(What the task requires): Read through the records below and copy each line that uses the word "JSON".

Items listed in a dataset
——

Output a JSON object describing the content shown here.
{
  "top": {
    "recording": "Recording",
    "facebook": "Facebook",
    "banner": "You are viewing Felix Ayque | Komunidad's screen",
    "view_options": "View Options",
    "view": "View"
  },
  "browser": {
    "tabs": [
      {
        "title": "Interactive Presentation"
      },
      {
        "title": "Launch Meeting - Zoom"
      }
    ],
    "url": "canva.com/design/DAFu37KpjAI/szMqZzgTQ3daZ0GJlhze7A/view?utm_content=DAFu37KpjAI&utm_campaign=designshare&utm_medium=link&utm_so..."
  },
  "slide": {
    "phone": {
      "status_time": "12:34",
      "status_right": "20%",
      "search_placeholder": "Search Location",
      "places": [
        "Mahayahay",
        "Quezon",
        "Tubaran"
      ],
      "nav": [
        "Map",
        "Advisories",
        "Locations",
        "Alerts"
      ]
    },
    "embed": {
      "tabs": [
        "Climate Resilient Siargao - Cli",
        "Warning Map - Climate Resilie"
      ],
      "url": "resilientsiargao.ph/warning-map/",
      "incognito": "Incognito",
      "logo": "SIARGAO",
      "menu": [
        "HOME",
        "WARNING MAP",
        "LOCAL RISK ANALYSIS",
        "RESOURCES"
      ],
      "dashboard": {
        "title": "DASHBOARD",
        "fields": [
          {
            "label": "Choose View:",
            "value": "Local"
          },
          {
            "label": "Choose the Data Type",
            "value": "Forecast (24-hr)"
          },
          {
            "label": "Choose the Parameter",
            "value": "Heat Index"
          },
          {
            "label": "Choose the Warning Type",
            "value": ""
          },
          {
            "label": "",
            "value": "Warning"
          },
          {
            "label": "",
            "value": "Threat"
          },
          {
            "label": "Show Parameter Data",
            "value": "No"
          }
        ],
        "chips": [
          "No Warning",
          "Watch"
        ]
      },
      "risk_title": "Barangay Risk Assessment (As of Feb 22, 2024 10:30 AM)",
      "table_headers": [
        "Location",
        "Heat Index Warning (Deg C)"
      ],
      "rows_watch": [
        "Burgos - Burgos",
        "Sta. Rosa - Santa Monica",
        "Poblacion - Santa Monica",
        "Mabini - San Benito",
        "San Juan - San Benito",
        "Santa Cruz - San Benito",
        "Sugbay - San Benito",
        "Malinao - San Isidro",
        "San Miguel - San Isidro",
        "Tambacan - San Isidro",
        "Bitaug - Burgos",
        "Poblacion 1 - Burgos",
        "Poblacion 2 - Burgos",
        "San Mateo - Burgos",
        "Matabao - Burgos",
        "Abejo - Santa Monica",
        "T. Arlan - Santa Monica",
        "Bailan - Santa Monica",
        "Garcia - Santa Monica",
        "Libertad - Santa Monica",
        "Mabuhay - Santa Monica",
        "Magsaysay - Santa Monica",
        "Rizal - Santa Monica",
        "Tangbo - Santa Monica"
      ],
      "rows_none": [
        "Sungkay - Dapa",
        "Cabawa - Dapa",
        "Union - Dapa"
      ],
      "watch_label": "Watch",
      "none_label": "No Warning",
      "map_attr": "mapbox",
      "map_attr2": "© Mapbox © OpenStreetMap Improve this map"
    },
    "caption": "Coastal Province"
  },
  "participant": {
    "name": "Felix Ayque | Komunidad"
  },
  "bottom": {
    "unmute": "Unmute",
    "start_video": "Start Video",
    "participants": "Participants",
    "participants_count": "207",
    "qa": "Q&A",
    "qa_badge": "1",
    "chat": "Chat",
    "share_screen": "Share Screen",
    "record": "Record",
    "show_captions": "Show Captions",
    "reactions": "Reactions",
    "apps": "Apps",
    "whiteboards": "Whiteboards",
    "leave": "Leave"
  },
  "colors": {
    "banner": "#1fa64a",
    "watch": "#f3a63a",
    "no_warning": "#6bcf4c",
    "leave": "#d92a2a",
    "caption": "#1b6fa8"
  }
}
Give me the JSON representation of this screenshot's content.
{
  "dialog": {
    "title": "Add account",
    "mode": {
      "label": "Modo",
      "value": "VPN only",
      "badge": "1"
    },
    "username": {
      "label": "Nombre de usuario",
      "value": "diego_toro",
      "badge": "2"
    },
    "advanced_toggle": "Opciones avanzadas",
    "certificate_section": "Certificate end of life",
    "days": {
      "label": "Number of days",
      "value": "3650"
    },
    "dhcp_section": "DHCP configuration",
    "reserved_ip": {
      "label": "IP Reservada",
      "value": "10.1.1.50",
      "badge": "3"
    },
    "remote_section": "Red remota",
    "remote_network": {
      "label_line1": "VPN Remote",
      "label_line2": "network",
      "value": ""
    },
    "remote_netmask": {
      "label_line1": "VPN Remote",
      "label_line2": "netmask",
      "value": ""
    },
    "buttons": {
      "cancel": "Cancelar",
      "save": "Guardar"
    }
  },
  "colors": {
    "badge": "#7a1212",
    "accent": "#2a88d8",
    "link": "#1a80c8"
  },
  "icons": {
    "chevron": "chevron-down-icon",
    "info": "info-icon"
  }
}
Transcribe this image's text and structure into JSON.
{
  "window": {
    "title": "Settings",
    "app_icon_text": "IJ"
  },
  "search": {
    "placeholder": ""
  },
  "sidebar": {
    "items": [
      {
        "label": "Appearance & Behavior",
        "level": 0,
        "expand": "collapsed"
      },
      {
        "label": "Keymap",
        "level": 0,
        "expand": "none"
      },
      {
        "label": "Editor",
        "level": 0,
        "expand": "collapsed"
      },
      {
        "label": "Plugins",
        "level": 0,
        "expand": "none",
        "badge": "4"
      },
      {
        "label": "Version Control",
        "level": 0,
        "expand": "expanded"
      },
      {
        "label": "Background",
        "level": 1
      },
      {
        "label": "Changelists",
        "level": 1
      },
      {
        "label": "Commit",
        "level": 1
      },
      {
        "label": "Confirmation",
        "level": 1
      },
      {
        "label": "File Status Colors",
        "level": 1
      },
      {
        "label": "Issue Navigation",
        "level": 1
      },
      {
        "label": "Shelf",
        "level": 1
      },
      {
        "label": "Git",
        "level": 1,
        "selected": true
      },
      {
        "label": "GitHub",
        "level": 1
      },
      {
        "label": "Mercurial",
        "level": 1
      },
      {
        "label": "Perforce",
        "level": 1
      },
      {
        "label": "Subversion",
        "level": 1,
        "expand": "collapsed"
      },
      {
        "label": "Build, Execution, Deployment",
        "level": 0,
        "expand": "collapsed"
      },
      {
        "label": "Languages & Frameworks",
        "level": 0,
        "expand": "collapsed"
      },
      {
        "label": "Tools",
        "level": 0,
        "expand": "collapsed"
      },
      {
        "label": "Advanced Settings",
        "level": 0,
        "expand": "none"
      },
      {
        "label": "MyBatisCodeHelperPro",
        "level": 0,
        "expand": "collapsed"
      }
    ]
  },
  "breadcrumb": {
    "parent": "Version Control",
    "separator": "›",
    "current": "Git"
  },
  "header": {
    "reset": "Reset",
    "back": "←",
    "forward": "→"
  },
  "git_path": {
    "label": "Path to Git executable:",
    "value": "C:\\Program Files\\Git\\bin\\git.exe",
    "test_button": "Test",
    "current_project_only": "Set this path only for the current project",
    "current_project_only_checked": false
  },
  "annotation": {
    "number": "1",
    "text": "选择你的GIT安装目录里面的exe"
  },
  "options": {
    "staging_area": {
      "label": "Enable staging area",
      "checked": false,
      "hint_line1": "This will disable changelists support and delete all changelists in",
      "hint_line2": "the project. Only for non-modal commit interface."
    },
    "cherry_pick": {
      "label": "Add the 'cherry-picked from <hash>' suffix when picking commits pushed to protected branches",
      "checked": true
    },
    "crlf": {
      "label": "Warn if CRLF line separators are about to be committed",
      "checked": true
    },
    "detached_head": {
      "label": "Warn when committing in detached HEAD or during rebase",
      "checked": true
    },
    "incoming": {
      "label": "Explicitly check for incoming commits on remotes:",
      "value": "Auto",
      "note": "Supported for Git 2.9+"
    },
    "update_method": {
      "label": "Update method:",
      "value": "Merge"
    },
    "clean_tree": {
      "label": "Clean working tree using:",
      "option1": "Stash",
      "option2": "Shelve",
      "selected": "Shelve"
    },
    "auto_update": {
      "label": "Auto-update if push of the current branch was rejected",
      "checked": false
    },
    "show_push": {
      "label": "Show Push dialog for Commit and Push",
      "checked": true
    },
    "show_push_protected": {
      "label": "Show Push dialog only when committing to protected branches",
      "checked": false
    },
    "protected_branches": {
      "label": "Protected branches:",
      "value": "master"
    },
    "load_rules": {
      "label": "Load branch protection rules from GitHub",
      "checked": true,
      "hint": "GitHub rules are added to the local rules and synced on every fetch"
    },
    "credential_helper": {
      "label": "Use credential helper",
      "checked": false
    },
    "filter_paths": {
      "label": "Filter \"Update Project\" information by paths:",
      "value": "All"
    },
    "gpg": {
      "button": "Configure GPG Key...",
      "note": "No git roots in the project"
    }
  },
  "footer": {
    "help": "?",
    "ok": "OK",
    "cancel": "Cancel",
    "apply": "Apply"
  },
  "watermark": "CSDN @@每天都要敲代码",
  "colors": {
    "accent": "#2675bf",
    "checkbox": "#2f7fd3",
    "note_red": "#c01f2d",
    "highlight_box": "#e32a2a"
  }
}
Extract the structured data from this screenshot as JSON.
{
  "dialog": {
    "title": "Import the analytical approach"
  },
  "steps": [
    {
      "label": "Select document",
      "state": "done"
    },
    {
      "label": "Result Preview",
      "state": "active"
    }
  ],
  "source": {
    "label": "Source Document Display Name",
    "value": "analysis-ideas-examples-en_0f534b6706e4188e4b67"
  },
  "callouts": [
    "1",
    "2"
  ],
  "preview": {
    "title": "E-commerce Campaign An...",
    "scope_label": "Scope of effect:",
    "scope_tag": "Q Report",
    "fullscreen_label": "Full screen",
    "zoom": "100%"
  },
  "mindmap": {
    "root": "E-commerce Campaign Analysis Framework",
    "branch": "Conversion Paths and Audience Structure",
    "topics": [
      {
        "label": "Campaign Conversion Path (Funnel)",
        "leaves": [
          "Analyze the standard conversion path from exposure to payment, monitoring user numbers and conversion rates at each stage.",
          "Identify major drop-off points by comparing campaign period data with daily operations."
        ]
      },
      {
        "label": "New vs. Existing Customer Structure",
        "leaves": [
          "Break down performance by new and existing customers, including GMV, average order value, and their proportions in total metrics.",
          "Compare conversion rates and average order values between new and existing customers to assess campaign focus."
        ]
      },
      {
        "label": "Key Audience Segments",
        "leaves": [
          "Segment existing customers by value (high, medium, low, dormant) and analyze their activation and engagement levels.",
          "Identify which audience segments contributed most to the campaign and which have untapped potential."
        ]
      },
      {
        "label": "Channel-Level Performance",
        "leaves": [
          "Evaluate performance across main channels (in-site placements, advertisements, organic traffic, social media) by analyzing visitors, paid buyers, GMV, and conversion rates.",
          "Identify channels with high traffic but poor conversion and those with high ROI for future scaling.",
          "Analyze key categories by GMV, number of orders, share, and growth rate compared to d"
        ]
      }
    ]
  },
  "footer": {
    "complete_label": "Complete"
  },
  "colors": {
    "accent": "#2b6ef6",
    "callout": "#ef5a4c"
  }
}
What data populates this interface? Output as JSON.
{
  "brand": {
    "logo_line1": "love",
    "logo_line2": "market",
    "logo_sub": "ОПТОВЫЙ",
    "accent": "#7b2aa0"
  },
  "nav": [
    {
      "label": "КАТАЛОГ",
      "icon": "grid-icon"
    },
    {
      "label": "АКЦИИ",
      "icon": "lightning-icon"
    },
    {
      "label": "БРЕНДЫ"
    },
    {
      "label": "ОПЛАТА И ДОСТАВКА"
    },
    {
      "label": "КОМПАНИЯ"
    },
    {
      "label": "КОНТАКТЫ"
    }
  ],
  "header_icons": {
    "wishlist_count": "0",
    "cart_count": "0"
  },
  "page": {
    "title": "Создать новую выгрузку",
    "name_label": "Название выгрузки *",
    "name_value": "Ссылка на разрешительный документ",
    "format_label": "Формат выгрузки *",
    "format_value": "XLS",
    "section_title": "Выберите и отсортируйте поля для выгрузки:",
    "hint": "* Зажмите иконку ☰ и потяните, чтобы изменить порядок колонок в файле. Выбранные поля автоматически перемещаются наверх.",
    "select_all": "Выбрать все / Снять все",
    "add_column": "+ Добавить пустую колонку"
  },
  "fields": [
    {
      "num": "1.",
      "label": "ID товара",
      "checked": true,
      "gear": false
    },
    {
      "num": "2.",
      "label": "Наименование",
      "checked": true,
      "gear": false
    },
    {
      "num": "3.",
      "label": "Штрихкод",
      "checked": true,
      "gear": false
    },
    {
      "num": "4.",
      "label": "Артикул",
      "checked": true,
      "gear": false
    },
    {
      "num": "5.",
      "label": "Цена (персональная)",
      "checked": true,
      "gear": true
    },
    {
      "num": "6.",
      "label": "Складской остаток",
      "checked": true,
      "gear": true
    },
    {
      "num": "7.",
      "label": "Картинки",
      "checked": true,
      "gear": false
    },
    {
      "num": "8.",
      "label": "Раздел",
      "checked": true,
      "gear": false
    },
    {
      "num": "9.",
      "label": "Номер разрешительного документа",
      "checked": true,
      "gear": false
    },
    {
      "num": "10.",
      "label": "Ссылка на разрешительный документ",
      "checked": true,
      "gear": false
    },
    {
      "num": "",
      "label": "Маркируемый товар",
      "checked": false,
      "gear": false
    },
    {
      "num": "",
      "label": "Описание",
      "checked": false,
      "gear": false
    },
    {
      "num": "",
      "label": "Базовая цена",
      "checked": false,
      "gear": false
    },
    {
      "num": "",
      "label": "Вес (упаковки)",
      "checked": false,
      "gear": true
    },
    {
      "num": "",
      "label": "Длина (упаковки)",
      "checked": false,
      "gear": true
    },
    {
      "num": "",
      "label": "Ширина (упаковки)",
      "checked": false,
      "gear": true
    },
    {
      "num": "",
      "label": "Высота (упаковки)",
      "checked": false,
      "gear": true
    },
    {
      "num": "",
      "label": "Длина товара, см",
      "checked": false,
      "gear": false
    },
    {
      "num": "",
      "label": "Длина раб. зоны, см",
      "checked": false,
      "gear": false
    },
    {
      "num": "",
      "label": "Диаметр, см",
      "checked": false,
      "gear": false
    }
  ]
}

——

(Written reply):
Output a JSON object describing the content shown here.
Give me the JSON representation of this screenshot's content.
Transcribe this image's text and structure into JSON.
Extract the structured data from this screenshot as JSON.
What data populates this interface? Output as JSON.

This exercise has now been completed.